* **Written task**
Repeat every record below exactly as written.

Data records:
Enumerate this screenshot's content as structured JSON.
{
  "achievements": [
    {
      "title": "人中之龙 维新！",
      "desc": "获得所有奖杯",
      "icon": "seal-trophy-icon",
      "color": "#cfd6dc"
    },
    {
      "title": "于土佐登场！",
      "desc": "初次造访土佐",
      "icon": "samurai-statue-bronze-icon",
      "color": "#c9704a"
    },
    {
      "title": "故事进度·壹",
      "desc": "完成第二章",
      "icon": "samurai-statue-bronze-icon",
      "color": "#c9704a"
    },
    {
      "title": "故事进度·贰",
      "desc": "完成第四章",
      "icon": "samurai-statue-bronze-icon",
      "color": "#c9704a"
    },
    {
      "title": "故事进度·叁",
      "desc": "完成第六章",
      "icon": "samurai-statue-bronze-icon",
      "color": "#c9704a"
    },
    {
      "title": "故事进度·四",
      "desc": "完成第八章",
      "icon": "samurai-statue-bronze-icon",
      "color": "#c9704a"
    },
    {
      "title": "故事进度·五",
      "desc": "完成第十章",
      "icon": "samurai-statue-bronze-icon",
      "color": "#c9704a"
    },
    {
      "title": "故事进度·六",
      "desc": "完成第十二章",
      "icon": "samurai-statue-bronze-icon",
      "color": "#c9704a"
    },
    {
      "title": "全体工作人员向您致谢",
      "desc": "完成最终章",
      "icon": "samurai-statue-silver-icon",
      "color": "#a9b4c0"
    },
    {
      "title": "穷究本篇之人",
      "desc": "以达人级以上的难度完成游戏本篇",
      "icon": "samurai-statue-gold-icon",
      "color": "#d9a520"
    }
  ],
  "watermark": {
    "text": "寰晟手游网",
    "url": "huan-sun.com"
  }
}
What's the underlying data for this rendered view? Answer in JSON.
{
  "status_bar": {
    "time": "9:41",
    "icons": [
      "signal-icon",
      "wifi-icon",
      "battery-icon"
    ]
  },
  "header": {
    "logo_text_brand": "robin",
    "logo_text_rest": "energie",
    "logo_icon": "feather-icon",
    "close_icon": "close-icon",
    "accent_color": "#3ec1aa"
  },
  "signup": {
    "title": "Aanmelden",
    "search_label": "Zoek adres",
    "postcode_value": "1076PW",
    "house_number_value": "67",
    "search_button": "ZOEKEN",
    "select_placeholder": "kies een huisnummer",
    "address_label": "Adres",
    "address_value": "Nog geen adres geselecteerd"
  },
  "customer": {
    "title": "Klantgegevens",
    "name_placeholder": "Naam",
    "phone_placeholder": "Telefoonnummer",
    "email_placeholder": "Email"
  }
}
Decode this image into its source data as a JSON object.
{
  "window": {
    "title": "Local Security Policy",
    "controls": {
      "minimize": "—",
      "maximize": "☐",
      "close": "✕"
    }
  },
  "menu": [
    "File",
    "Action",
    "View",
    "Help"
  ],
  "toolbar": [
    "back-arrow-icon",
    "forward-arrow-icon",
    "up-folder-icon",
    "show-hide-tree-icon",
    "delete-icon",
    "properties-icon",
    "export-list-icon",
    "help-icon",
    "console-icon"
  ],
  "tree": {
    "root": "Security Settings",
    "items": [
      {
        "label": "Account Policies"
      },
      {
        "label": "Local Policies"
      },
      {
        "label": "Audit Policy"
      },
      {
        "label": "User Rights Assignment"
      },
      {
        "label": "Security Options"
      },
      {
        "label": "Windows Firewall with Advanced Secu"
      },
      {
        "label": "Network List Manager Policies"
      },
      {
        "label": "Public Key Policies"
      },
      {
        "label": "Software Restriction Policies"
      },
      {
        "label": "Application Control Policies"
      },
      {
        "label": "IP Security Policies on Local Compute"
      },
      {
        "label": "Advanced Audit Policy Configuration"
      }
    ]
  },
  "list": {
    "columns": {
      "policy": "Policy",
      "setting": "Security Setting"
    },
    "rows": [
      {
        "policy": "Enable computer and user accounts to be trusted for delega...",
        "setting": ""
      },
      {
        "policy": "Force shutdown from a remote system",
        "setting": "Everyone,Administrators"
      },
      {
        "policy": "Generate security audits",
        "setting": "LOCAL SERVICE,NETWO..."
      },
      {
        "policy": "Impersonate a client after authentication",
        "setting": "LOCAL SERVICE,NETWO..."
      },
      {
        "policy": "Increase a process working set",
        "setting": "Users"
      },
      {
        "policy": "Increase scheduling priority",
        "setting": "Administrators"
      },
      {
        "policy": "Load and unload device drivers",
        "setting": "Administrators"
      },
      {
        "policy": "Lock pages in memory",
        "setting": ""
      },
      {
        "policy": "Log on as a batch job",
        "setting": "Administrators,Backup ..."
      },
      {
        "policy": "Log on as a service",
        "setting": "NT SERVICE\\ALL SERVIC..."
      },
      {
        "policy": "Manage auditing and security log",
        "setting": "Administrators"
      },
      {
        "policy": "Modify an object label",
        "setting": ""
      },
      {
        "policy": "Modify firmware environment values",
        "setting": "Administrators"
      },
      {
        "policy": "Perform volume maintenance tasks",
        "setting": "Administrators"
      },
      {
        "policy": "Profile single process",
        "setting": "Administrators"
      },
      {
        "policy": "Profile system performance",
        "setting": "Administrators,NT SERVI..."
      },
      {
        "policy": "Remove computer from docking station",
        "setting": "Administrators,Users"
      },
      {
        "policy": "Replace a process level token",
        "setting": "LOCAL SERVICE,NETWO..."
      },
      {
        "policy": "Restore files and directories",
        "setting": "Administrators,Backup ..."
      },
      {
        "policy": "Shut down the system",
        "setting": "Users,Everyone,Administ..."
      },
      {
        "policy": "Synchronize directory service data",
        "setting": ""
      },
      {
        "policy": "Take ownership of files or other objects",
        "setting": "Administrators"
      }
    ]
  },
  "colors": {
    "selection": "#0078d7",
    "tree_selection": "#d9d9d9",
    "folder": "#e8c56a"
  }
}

* **Result for this exercise**
Enumerate this screenshot's content as structured JSON.
{
  "achievements": [
    {
      "title": "人中之龙 维新！",
      "desc": "获得所有奖杯",
      "icon": "seal-trophy-icon",
      "color": "#cfd6dc"
    },
    {
      "title": "于土佐登场！",
      "desc": "初次造访土佐",
      "icon": "samurai-statue-bronze-icon",
      "color": "#c9704a"
    },
    {
      "title": "故事进度·壹",
      "desc": "完成第二章",
      "icon": "samurai-statue-bronze-icon",
      "color": "#c9704a"
    },
    {
      "title": "故事进度·贰",
      "desc": "完成第四章",
      "icon": "samurai-statue-bronze-icon",
      "color": "#c9704a"
    },
    {
      "title": "故事进度·叁",
      "desc": "完成第六章",
      "icon": "samurai-statue-bronze-icon",
      "color": "#c9704a"
    },
    {
      "title": "故事进度·四",
      "desc": "完成第八章",
      "icon": "samurai-statue-bronze-icon",
      "color": "#c9704a"
    },
    {
      "title": "故事进度·五",
      "desc": "完成第十章",
      "icon": "samurai-statue-bronze-icon",
      "color": "#c9704a"
    },
    {
      "title": "故事进度·六",
      "desc": "完成第十二章",
      "icon": "samurai-statue-bronze-icon",
      "color": "#c9704a"
    },
    {
      "title": "全体工作人员向您致谢",
      "desc": "完成最终章",
      "icon": "samurai-statue-silver-icon",
      "color": "#a9b4c0"
    },
    {
      "title": "穷究本篇之人",
      "desc": "以达人级以上的难度完成游戏本篇",
      "icon": "samurai-statue-gold-icon",
      "color": "#d9a520"
    }
  ],
  "watermark": {
    "text": "寰晟手游网",
    "url": "huan-sun.com"
  }
}
What's the underlying data for this rendered view? Answer in JSON.
{
  "status_bar": {
    "time": "9:41",
    "icons": [
      "signal-icon",
      "wifi-icon",
      "battery-icon"
    ]
  },
  "header": {
    "logo_text_brand": "robin",
    "logo_text_rest": "energie",
    "logo_icon": "feather-icon",
    "close_icon": "close-icon",
    "accent_color": "#3ec1aa"
  },
  "signup": {
    "title": "Aanmelden",
    "search_label": "Zoek adres",
    "postcode_value": "1076PW",
    "house_number_value": "67",
    "search_button": "ZOEKEN",
    "select_placeholder": "kies een huisnummer",
    "address_label": "Adres",
    "address_value": "Nog geen adres geselecteerd"
  },
  "customer": {
    "title": "Klantgegevens",
    "name_placeholder": "Naam",
    "phone_placeholder": "Telefoonnummer",
    "email_placeholder": "Email"
  }
}
Decode this image into its source data as a JSON object.
{
  "window": {
    "title": "Local Security Policy",
    "controls": {
      "minimize": "—",
      "maximize": "☐",
      "close": "✕"
    }
  },
  "menu": [
    "File",
    "Action",
    "View",
    "Help"
  ],
  "toolbar": [
    "back-arrow-icon",
    "forward-arrow-icon",
    "up-folder-icon",
    "show-hide-tree-icon",
    "delete-icon",
    "properties-icon",
    "export-list-icon",
    "help-icon",
    "console-icon"
  ],
  "tree": {
    "root": "Security Settings",
    "items": [
      {
        "label": "Account Policies"
      },
      {
        "label": "Local Policies"
      },
      {
        "label": "Audit Policy"
      },
      {
        "label": "User Rights Assignment"
      },
      {
        "label": "Security Options"
      },
      {
        "label": "Windows Firewall with Advanced Secu"
      },
      {
        "label": "Network List Manager Policies"
      },
      {
        "label": "Public Key Policies"
      },
      {
        "label": "Software Restriction Policies"
      },
      {
        "label": "Application Control Policies"
      },
      {
        "label": "IP Security Policies on Local Compute"
      },
      {
        "label": "Advanced Audit Policy Configuration"
      }
    ]
  },
  "list": {
    "columns": {
      "policy": "Policy",
      "setting": "Security Setting"
    },
    "rows": [
      {
        "policy": "Enable computer and user accounts to be trusted for delega...",
        "setting": ""
      },
      {
        "policy": "Force shutdown from a remote system",
        "setting": "Everyone,Administrators"
      },
      {
        "policy": "Generate security audits",
        "setting": "LOCAL SERVICE,NETWO..."
      },
      {
        "policy": "Impersonate a client after authentication",
        "setting": "LOCAL SERVICE,NETWO..."
      },
      {
        "policy": "Increase a process working set",
        "setting": "Users"
      },
      {
        "policy": "Increase scheduling priority",
        "setting": "Administrators"
      },
      {
        "policy": "Load and unload device drivers",
        "setting": "Administrators"
      },
      {
        "policy": "Lock pages in memory",
        "setting": ""
      },
      {
        "policy": "Log on as a batch job",
        "setting": "Administrators,Backup ..."
      },
      {
        "policy": "Log on as a service",
        "setting": "NT SERVICE\\ALL SERVIC..."
      },
      {
        "policy": "Manage auditing and security log",
        "setting": "Administrators"
      },
      {
        "policy": "Modify an object label",
        "setting": ""
      },
      {
        "policy": "Modify firmware environment values",
        "setting": "Administrators"
      },
      {
        "policy": "Perform volume maintenance tasks",
        "setting": "Administrators"
      },
      {
        "policy": "Profile single process",
        "setting": "Administrators"
      },
      {
        "policy": "Profile system performance",
        "setting": "Administrators,NT SERVI..."
      },
      {
        "policy": "Remove computer from docking station",
        "setting": "Administrators,Users"
      },
      {
        "policy": "Replace a process level token",
        "setting": "LOCAL SERVICE,NETWO..."
      },
      {
        "policy": "Restore files and directories",
        "setting": "Administrators,Backup ..."
      },
      {
        "policy": "Shut down the system",
        "setting": "Users,Everyone,Administ..."
      },
      {
        "policy": "Synchronize directory service data",
        "setting": ""
      },
      {
        "policy": "Take ownership of files or other objects",
        "setting": "Administrators"
      }
    ]
  },
  "colors": {
    "selection": "#0078d7",
    "tree_selection": "#d9d9d9",
    "folder": "#e8c56a"
  }
}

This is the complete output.